* **WORK TO COMPLETE**
Comb the records below for the string "Chicken" and copy each line where it turns up.

* **GIVEN INFORMATION**
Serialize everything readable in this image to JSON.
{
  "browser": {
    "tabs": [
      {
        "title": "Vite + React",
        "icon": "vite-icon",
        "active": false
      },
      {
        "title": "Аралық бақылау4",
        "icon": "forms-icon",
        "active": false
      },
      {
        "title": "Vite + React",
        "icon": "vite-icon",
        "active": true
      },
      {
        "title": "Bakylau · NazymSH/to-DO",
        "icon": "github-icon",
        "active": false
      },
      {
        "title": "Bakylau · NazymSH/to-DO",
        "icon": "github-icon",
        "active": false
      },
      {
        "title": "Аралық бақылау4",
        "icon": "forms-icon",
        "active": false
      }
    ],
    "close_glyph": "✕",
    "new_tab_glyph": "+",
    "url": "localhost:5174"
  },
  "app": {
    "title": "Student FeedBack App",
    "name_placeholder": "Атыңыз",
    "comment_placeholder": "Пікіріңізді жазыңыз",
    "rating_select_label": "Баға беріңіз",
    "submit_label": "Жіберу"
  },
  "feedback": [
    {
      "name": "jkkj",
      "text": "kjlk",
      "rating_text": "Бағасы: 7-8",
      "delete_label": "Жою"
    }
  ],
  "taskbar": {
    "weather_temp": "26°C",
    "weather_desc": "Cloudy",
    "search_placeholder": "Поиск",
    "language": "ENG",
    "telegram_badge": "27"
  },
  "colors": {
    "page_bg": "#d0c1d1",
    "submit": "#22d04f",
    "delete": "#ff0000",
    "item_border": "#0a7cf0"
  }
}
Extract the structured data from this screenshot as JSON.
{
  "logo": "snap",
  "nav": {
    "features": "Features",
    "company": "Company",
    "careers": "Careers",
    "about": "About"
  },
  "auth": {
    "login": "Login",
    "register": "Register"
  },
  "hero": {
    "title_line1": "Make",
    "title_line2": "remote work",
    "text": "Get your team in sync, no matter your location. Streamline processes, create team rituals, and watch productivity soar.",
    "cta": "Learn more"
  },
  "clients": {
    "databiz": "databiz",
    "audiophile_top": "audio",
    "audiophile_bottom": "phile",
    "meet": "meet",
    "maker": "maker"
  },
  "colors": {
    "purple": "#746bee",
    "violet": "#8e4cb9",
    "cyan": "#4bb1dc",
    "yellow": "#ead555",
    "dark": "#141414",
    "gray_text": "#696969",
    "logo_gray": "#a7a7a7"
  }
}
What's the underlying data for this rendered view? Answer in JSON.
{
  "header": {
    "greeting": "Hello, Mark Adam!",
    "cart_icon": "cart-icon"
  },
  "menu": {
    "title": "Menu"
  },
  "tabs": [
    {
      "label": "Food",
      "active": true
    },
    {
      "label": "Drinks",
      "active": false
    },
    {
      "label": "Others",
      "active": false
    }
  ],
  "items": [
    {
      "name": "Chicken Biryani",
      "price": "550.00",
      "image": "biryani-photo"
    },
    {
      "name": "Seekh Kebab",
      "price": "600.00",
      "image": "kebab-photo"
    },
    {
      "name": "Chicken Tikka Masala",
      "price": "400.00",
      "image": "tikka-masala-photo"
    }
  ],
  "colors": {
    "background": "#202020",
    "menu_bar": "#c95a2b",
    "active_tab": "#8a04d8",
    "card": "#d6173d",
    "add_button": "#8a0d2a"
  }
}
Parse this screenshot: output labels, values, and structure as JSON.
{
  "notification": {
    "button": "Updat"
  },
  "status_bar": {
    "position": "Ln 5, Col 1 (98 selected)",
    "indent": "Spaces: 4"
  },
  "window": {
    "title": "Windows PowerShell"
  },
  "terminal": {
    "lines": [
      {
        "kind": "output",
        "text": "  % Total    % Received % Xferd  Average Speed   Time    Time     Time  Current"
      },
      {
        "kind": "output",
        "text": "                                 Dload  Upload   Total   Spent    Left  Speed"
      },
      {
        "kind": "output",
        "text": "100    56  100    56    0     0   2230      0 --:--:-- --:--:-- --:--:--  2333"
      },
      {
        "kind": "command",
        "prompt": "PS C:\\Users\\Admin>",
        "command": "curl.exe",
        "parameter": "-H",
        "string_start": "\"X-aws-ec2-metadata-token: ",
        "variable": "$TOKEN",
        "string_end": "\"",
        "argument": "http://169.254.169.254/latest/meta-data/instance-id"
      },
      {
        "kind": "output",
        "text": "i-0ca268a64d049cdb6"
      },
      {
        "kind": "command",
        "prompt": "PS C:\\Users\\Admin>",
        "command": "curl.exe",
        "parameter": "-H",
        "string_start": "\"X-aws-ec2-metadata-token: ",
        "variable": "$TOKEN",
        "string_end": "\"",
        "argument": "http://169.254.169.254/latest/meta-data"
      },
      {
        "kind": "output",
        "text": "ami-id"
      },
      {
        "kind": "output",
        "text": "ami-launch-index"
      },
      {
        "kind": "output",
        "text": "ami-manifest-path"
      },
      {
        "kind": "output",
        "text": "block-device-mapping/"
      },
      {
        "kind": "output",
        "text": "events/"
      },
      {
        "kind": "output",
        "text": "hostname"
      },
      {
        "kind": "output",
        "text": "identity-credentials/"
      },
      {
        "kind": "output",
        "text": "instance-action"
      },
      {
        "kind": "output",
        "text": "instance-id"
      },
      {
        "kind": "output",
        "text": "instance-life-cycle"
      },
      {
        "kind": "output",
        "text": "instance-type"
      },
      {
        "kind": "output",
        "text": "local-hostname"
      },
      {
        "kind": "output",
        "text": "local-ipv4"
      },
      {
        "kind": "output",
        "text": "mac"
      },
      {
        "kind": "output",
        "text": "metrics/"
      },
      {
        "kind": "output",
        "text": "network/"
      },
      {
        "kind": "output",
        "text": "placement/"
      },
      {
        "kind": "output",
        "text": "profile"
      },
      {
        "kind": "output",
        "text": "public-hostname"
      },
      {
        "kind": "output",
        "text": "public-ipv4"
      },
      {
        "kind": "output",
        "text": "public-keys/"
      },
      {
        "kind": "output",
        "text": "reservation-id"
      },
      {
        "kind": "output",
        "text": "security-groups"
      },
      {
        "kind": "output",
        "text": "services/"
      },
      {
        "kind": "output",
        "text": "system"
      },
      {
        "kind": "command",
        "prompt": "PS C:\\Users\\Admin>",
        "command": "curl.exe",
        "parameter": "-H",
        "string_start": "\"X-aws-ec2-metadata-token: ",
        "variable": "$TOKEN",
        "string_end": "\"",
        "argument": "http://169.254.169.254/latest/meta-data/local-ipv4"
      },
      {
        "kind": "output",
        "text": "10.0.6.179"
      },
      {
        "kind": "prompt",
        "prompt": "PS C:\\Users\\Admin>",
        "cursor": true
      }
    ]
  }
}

* **THE RESPONSE**
      "name": "Chicken Biryani",
      "name": "Chicken Tikka Masala",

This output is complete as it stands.